Aim:
Below is the data. Give it again, complete and exact.

[start]

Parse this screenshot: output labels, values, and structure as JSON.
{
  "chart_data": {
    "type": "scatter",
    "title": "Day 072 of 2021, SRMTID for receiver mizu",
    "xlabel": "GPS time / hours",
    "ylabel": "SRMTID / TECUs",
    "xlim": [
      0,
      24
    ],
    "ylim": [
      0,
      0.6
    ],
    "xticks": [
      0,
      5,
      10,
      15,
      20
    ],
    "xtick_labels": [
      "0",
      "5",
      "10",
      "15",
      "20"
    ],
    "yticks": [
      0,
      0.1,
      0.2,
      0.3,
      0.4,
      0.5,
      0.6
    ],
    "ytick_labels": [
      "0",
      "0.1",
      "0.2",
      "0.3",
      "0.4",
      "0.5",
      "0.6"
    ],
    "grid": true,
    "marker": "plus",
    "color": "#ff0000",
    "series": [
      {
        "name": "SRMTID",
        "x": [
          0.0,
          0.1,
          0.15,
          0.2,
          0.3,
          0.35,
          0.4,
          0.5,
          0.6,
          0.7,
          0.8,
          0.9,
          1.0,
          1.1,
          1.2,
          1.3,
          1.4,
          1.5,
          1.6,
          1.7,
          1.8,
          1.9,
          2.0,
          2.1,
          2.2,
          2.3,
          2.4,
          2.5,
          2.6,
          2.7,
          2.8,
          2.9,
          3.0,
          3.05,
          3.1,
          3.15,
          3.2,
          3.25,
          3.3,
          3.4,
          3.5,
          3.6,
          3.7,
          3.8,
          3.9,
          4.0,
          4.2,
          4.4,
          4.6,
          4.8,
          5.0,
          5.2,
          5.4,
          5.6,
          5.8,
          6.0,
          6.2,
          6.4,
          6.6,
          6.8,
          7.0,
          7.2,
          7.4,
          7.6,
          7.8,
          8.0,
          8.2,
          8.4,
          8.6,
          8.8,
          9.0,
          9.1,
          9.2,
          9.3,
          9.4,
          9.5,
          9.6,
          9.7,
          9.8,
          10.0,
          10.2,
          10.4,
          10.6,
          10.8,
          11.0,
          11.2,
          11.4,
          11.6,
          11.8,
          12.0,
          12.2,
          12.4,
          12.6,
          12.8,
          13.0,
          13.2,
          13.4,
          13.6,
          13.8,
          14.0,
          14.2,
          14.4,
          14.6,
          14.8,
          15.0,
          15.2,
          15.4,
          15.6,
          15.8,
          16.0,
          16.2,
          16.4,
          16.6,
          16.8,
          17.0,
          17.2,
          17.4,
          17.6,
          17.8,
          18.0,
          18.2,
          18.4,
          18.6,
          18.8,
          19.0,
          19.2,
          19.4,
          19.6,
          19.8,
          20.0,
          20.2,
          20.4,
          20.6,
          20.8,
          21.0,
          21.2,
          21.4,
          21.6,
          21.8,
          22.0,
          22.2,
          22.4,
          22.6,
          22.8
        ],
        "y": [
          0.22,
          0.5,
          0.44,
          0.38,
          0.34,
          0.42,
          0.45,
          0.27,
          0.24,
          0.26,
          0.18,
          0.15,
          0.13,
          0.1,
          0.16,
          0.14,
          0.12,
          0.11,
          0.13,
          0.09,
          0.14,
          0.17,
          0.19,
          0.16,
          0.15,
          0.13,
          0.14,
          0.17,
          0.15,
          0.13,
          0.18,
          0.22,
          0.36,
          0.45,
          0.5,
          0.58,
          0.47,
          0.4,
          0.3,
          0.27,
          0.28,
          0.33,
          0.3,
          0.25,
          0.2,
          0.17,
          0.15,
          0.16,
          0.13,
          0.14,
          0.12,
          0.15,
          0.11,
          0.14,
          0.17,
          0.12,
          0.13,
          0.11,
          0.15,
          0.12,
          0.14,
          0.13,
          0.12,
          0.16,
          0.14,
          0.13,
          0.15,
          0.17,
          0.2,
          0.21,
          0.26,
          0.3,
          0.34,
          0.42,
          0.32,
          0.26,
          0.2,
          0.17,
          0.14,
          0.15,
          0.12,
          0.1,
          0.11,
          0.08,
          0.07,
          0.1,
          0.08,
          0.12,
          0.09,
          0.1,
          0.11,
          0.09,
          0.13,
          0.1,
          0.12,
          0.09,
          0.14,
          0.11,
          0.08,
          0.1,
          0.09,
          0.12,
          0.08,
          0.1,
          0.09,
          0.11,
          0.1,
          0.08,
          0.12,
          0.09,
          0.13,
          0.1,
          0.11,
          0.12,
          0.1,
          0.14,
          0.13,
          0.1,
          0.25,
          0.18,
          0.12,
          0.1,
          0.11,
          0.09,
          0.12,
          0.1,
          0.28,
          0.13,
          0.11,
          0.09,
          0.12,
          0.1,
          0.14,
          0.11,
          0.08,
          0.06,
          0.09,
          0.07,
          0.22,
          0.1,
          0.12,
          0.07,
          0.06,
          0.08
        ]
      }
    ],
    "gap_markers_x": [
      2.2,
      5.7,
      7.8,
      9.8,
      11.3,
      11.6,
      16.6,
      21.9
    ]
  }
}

[end]

Result for this exercise:
Parse this screenshot: output labels, values, and structure as JSON.
{
  "chart_data": {
    "type": "scatter",
    "title": "Day 072 of 2021, SRMTID for receiver mizu",
    "xlabel": "GPS time / hours",
    "ylabel": "SRMTID / TECUs",
    "xlim": [
      0,
      24
    ],
    "ylim": [
      0,
      0.6
    ],
    "xticks": [
      0,
      5,
      10,
      15,
      20
    ],
    "xtick_labels": [
      "0",
      "5",
      "10",
      "15",
      "20"
    ],
    "yticks": [
      0,
      0.1,
      0.2,
      0.3,
      0.4,
      0.5,
      0.6
    ],
    "ytick_labels": [
      "0",
      "0.1",
      "0.2",
      "0.3",
      "0.4",
      "0.5",
      "0.6"
    ],
    "grid": true,
    "marker": "plus",
    "color": "#ff0000",
    "series": [
      {
        "name": "SRMTID",
        "x": [
          0.0,
          0.1,
          0.15,
          0.2,
          0.3,
          0.35,
          0.4,
          0.5,
          0.6,
          0.7,
          0.8,
          0.9,
          1.0,
          1.1,
          1.2,
          1.3,
          1.4,
          1.5,
          1.6,
          1.7,
          1.8,
          1.9,
          2.0,
          2.1,
          2.2,
          2.3,
          2.4,
          2.5,
          2.6,
          2.7,
          2.8,
          2.9,
          3.0,
          3.05,
          3.1,
          3.15,
          3.2,
          3.25,
          3.3,
          3.4,
          3.5,
          3.6,
          3.7,
          3.8,
          3.9,
          4.0,
          4.2,
          4.4,
          4.6,
          4.8,
          5.0,
          5.2,
          5.4,
          5.6,
          5.8,
          6.0,
          6.2,
          6.4,
          6.6,
          6.8,
          7.0,
          7.2,
          7.4,
          7.6,
          7.8,
          8.0,
          8.2,
          8.4,
          8.6,
          8.8,
          9.0,
          9.1,
          9.2,
          9.3,
          9.4,
          9.5,
          9.6,
          9.7,
          9.8,
          10.0,
          10.2,
          10.4,
          10.6,
          10.8,
          11.0,
          11.2,
          11.4,
          11.6,
          11.8,
          12.0,
          12.2,
          12.4,
          12.6,
          12.8,
          13.0,
          13.2,
          13.4,
          13.6,
          13.8,
          14.0,
          14.2,
          14.4,
          14.6,
          14.8,
          15.0,
          15.2,
          15.4,
          15.6,
          15.8,
          16.0,
          16.2,
          16.4,
          16.6,
          16.8,
          17.0,
          17.2,
          17.4,
          17.6,
          17.8,
          18.0,
          18.2,
          18.4,
          18.6,
          18.8,
          19.0,
          19.2,
          19.4,
          19.6,
          19.8,
          20.0,
          20.2,
          20.4,
          20.6,
          20.8,
          21.0,
          21.2,
          21.4,
          21.6,
          21.8,
          22.0,
          22.2,
          22.4,
          22.6,
          22.8
        ],
        "y": [
          0.22,
          0.5,
          0.44,
          0.38,
          0.34,
          0.42,
          0.45,
          0.27,
          0.24,
          0.26,
          0.18,
          0.15,
          0.13,
          0.1,
          0.16,
          0.14,
          0.12,
          0.11,
          0.13,
          0.09,
          0.14,
          0.17,
          0.19,
          0.16,
          0.15,
          0.13,
          0.14,
          0.17,
          0.15,
          0.13,
          0.18,
          0.22,
          0.36,
          0.45,
          0.5,
          0.58,
          0.47,
          0.4,
          0.3,
          0.27,
          0.28,
          0.33,
          0.3,
          0.25,
          0.2,
          0.17,
          0.15,
          0.16,
          0.13,
          0.14,
          0.12,
          0.15,
          0.11,
          0.14,
          0.17,
          0.12,
          0.13,
          0.11,
          0.15,
          0.12,
          0.14,
          0.13,
          0.12,
          0.16,
          0.14,
          0.13,
          0.15,
          0.17,
          0.2,
          0.21,
          0.26,
          0.3,
          0.34,
          0.42,
          0.32,
          0.26,
          0.2,
          0.17,
          0.14,
          0.15,
          0.12,
          0.1,
          0.11,
          0.08,
          0.07,
          0.1,
          0.08,
          0.12,
          0.09,
          0.1,
          0.11,
          0.09,
          0.13,
          0.1,
          0.12,
          0.09,
          0.14,
          0.11,
          0.08,
          0.1,
          0.09,
          0.12,
          0.08,
          0.1,
          0.09,
          0.11,
          0.1,
          0.08,
          0.12,
          0.09,
          0.13,
          0.1,
          0.11,
          0.12,
          0.1,
          0.14,
          0.13,
          0.1,
          0.25,
          0.18,
          0.12,
          0.1,
          0.11,
          0.09,
          0.12,
          0.1,
          0.28,
          0.13,
          0.11,
          0.09,
          0.12,
          0.1,
          0.14,
          0.11,
          0.08,
          0.06,
          0.09,
          0.07,
          0.22,
          0.1,
          0.12,
          0.07,
          0.06,
          0.08
        ]
      }
    ],
    "gap_markers_x": [
      2.2,
      5.7,
      7.8,
      9.8,
      11.3,
      11.6,
      16.6,
      21.9
    ]
  }
}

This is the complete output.